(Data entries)
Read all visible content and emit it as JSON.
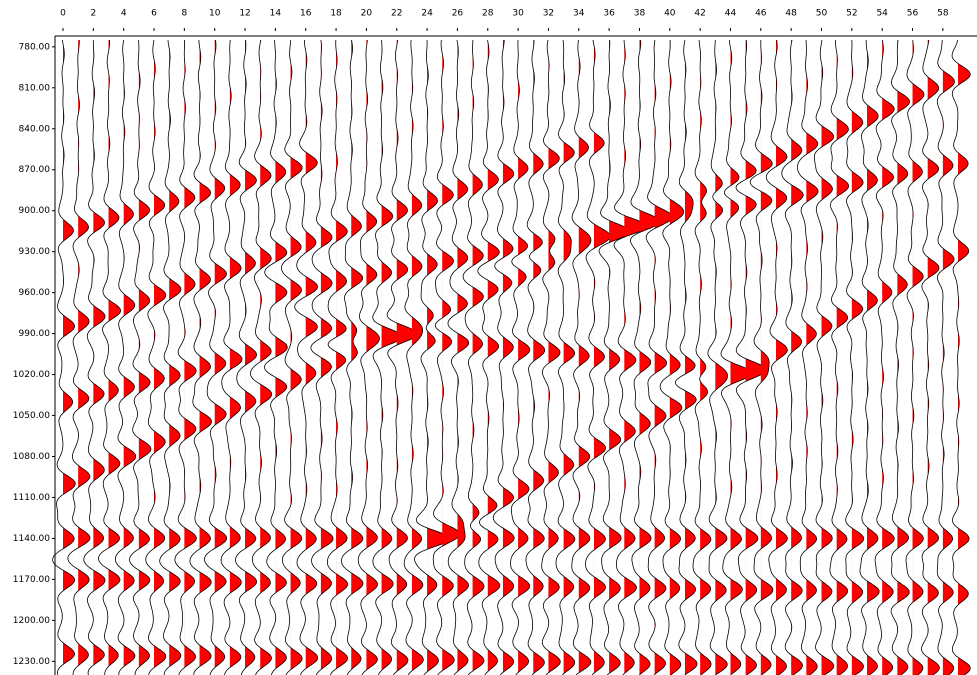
{
  "chart_data": {
    "type": "wiggle",
    "xlim": [
      0,
      59
    ],
    "xticks": [
      0,
      2,
      4,
      6,
      8,
      10,
      12,
      14,
      16,
      18,
      20,
      22,
      24,
      26,
      28,
      30,
      32,
      34,
      36,
      38,
      40,
      42,
      44,
      46,
      48,
      50,
      52,
      54,
      56,
      58
    ],
    "ylim": [
      775,
      1240
    ],
    "yticks": [
      {
        "value": 780,
        "label": "780.00"
      },
      {
        "value": 810,
        "label": "810.00"
      },
      {
        "value": 840,
        "label": "840.00"
      },
      {
        "value": 870,
        "label": "870.00"
      },
      {
        "value": 900,
        "label": "900.00"
      },
      {
        "value": 930,
        "label": "930.00"
      },
      {
        "value": 960,
        "label": "960.00"
      },
      {
        "value": 990,
        "label": "990.00"
      },
      {
        "value": 1020,
        "label": "1020.00"
      },
      {
        "value": 1050,
        "label": "1050.00"
      },
      {
        "value": 1080,
        "label": "1080.00"
      },
      {
        "value": 1110,
        "label": "1110.00"
      },
      {
        "value": 1140,
        "label": "1140.00"
      },
      {
        "value": 1170,
        "label": "1170.00"
      },
      {
        "value": 1200,
        "label": "1200.00"
      },
      {
        "value": 1230,
        "label": "1230.00"
      }
    ],
    "fill_color": "#ff0000",
    "line_color": "#000000",
    "events": [
      {
        "x": [
          0,
          35
        ],
        "y": [
          985,
          850
        ]
      },
      {
        "x": [
          0,
          59
        ],
        "y": [
          1100,
          800
        ]
      },
      {
        "x": [
          0,
          16
        ],
        "y": [
          915,
          865
        ]
      },
      {
        "x": [
          14,
          59
        ],
        "y": [
          960,
          865
        ]
      },
      {
        "x": [
          24,
          59
        ],
        "y": [
          1140,
          930
        ]
      },
      {
        "x": [
          16,
          46
        ],
        "y": [
          985,
          1020
        ]
      },
      {
        "x": [
          0,
          14
        ],
        "y": [
          1040,
          1000
        ]
      },
      {
        "x": [
          0,
          59
        ],
        "y": [
          1140,
          1140
        ]
      },
      {
        "x": [
          0,
          59
        ],
        "y": [
          1170,
          1180
        ]
      },
      {
        "x": [
          0,
          59
        ],
        "y": [
          1225,
          1235
        ]
      }
    ]
  }
}
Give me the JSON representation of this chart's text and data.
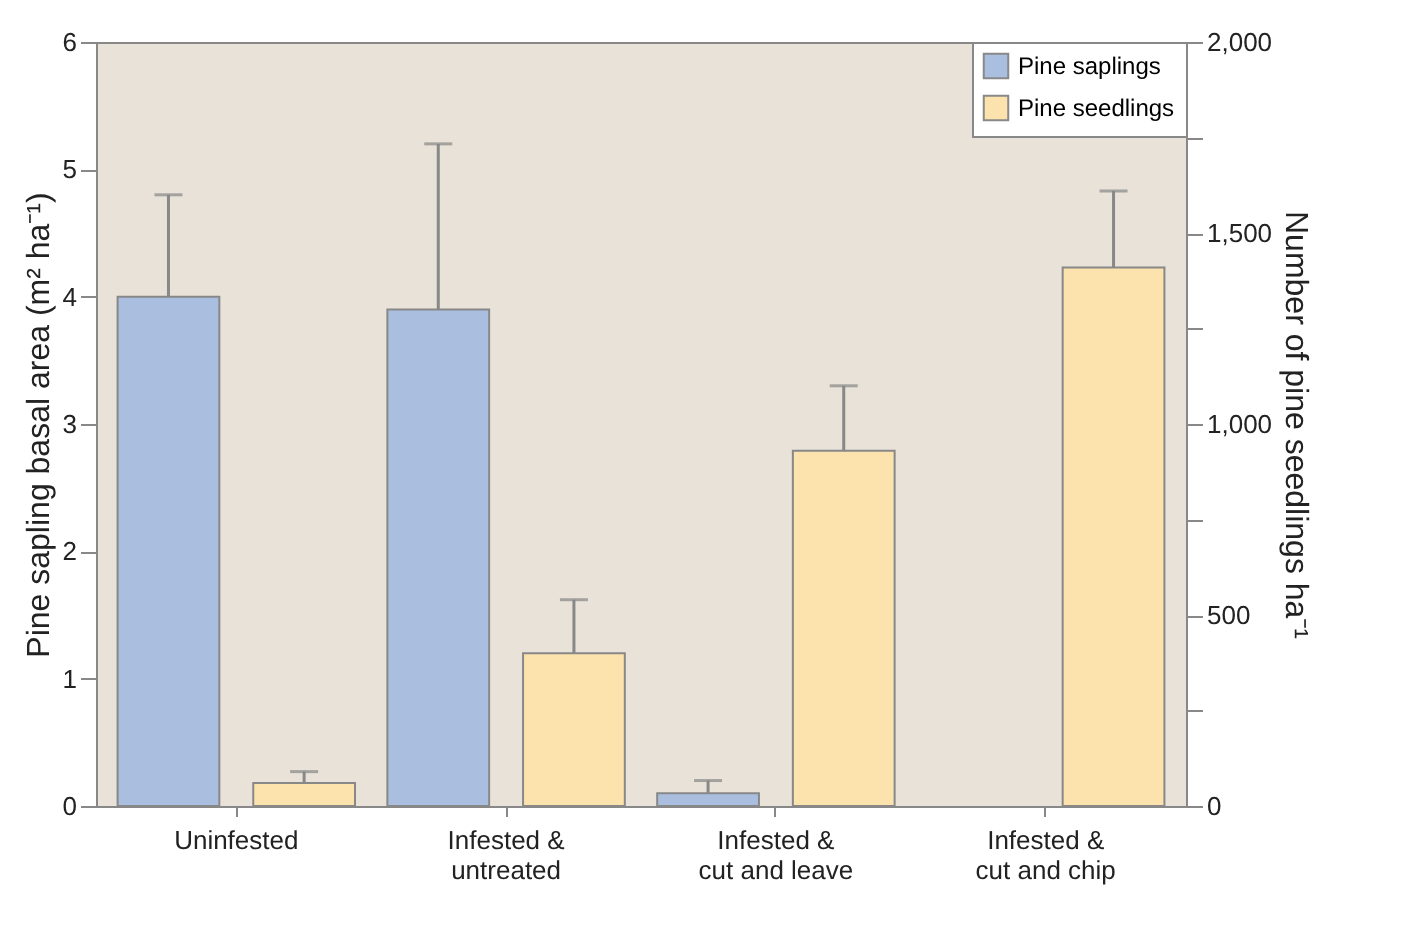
{
  "chart_data": {
    "type": "bar",
    "categories": [
      "Uninfested",
      "Infested &\nuntreated",
      "Infested &\ncut and leave",
      "Infested &\ncut and chip"
    ],
    "ylabel": "Pine sapling basal area (m² ha⁻¹)",
    "y2label": "Number of pine seedlings ha⁻¹",
    "series": [
      {
        "name": "Pine saplings",
        "color": "#aabfe0",
        "values": [
          4.0,
          3.9,
          0.1,
          null
        ],
        "errors": [
          [
            4.0,
            4.8
          ],
          [
            3.9,
            5.2
          ],
          [
            0.1,
            0.2
          ],
          null
        ]
      },
      {
        "name": "Pine seedlings",
        "color": "#fce3ad",
        "axis": "y2",
        "values": [
          60,
          400,
          930,
          1410
        ],
        "errors": [
          [
            60,
            90
          ],
          [
            400,
            540
          ],
          [
            930,
            1100
          ],
          [
            1410,
            1610
          ]
        ]
      }
    ],
    "ylim": [
      0,
      6
    ],
    "yticks": [
      0,
      1,
      2,
      3,
      4,
      5,
      6
    ],
    "y2lim": [
      0,
      2000
    ],
    "y2ticks": [
      {
        "value": 0,
        "label": "0"
      },
      {
        "value": 250,
        "label": null
      },
      {
        "value": 500,
        "label": "500"
      },
      {
        "value": 750,
        "label": null
      },
      {
        "value": 1000,
        "label": "1,000"
      },
      {
        "value": 1250,
        "label": null
      },
      {
        "value": 1500,
        "label": "1,500"
      },
      {
        "value": 1750,
        "label": null
      },
      {
        "value": 2000,
        "label": "2,000"
      }
    ],
    "legend": "top right",
    "grid": false
  }
}
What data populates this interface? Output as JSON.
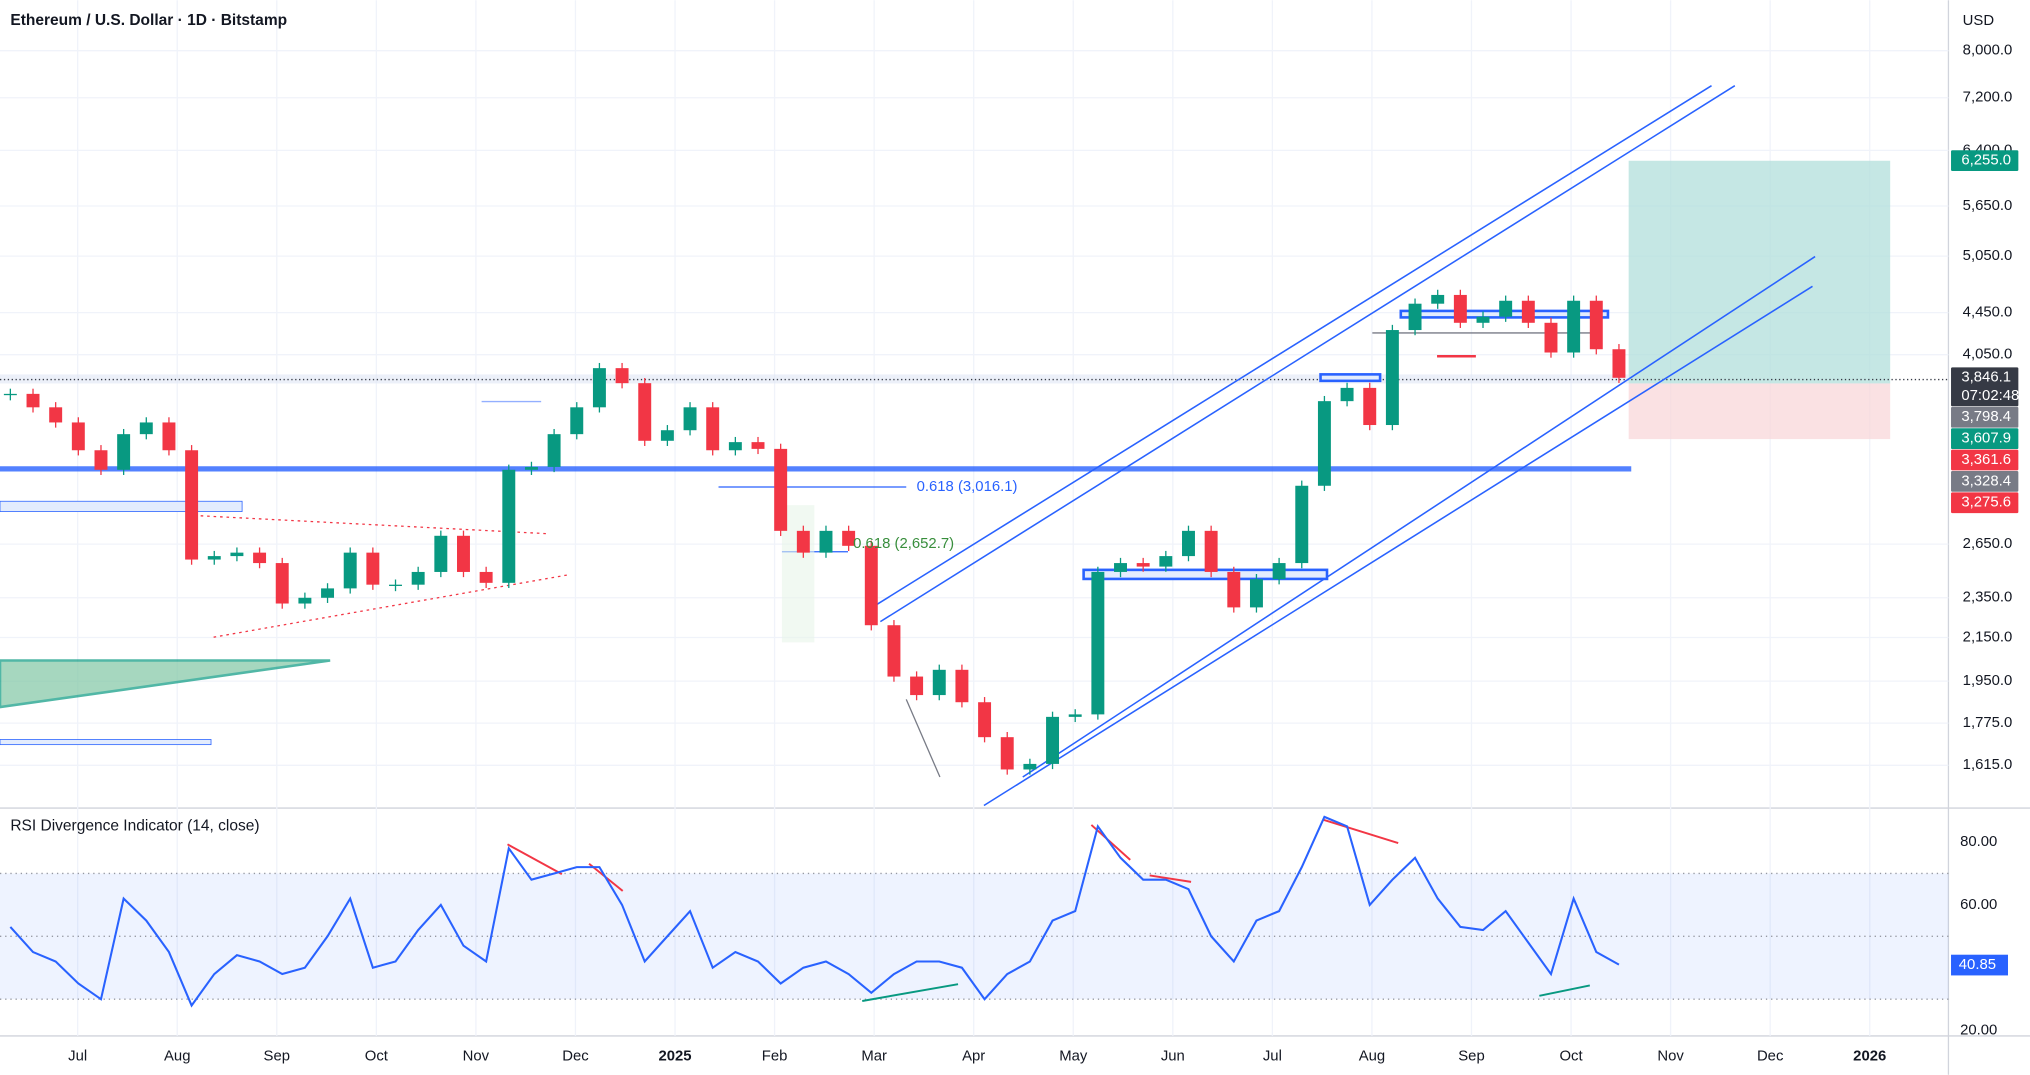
{
  "chart_data": [
    {
      "type": "candlestick",
      "title": "Ethereum / U.S. Dollar · 1D · Bitstamp",
      "currency": "USD",
      "x_labels": [
        "Jul",
        "Aug",
        "Sep",
        "Oct",
        "Nov",
        "Dec",
        "2025",
        "Feb",
        "Mar",
        "Apr",
        "May",
        "Jun",
        "Jul",
        "Aug",
        "Sep",
        "Oct",
        "Nov",
        "Dec",
        "2026"
      ],
      "closes": [
        3710,
        3600,
        3480,
        3270,
        3130,
        3390,
        3480,
        3270,
        2560,
        2580,
        2600,
        2540,
        2320,
        2350,
        2400,
        2600,
        2420,
        2420,
        2490,
        2700,
        2490,
        2430,
        3130,
        3150,
        3390,
        3600,
        3930,
        3800,
        3340,
        3420,
        3600,
        3270,
        3330,
        3280,
        2730,
        2600,
        2730,
        2640,
        2210,
        1970,
        1890,
        2000,
        1860,
        1720,
        1600,
        1620,
        1800,
        1810,
        2490,
        2540,
        2520,
        2580,
        2730,
        2490,
        2300,
        2450,
        2540,
        3020,
        3650,
        3760,
        3460,
        4280,
        4540,
        4630,
        4350,
        4410,
        4570,
        4350,
        4070,
        4570,
        4100,
        3846
      ],
      "up_color": "#089981",
      "down_color": "#f23645",
      "log_scale": true,
      "grid": true,
      "ylim": [
        1476,
        8752
      ],
      "yticks": [
        {
          "value": 8000,
          "label": "8,000.0"
        },
        {
          "value": 7200,
          "label": "7,200.0"
        },
        {
          "value": 6400,
          "label": "6,400.0"
        },
        {
          "value": 5650,
          "label": "5,650.0"
        },
        {
          "value": 5050,
          "label": "5,050.0"
        },
        {
          "value": 4450,
          "label": "4,450.0"
        },
        {
          "value": 4050,
          "label": "4,050.0"
        },
        {
          "value": 2650,
          "label": "2,650.0"
        },
        {
          "value": 2350,
          "label": "2,350.0"
        },
        {
          "value": 2150,
          "label": "2,150.0"
        },
        {
          "value": 1950,
          "label": "1,950.0"
        },
        {
          "value": 1775,
          "label": "1,775.0"
        },
        {
          "value": 1615,
          "label": "1,615.0"
        }
      ],
      "price_tags": [
        {
          "value": 6255.0,
          "label": "6,255.0",
          "color": "#089981"
        },
        {
          "value": 3846.1,
          "label": "3,846.1",
          "color": "#363a45",
          "countdown": "07:02:48"
        },
        {
          "value": 3798.4,
          "label": "3,798.4",
          "color": "#787b86"
        },
        {
          "value": 3607.9,
          "label": "3,607.9",
          "color": "#089981"
        },
        {
          "value": 3361.6,
          "label": "3,361.6",
          "color": "#f23645"
        },
        {
          "value": 3328.4,
          "label": "3,328.4",
          "color": "#787b86"
        },
        {
          "value": 3275.6,
          "label": "3,275.6",
          "color": "#f23645"
        }
      ],
      "annotations": [
        {
          "text": "0.618 (3,016.1)",
          "color": "#2962ff"
        },
        {
          "text": "0.618 (2,652.7)",
          "color": "#388e3c"
        }
      ]
    },
    {
      "type": "line",
      "title": "RSI Divergence Indicator (14, close)",
      "values": [
        53,
        45,
        42,
        35,
        30,
        62,
        55,
        45,
        28,
        38,
        44,
        42,
        38,
        40,
        50,
        62,
        40,
        42,
        52,
        60,
        47,
        42,
        78,
        68,
        70,
        72,
        72,
        60,
        42,
        50,
        58,
        40,
        45,
        42,
        35,
        40,
        42,
        38,
        32,
        38,
        42,
        42,
        40,
        30,
        38,
        42,
        55,
        58,
        85,
        75,
        68,
        68,
        65,
        50,
        42,
        55,
        58,
        72,
        88,
        85,
        60,
        68,
        75,
        62,
        53,
        52,
        58,
        48,
        38,
        62,
        45,
        41
      ],
      "color": "#2962ff",
      "ylim": [
        18.3,
        90.8
      ],
      "yticks": [
        {
          "value": 80,
          "label": "80.00"
        },
        {
          "value": 60,
          "label": "60.00"
        },
        {
          "value": 20,
          "label": "20.00"
        }
      ],
      "levels": [
        30,
        50,
        70
      ],
      "last_value": {
        "value": 40.85,
        "label": "40.85"
      }
    }
  ]
}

**Problem to solve:**
Lines that include the word "title" are to be extracted from the data above.

**Finished task:**
      "title": "Ethereum / U.S. Dollar · 1D · Bitstamp",
      "title": "RSI Divergence Indicator (14, close)",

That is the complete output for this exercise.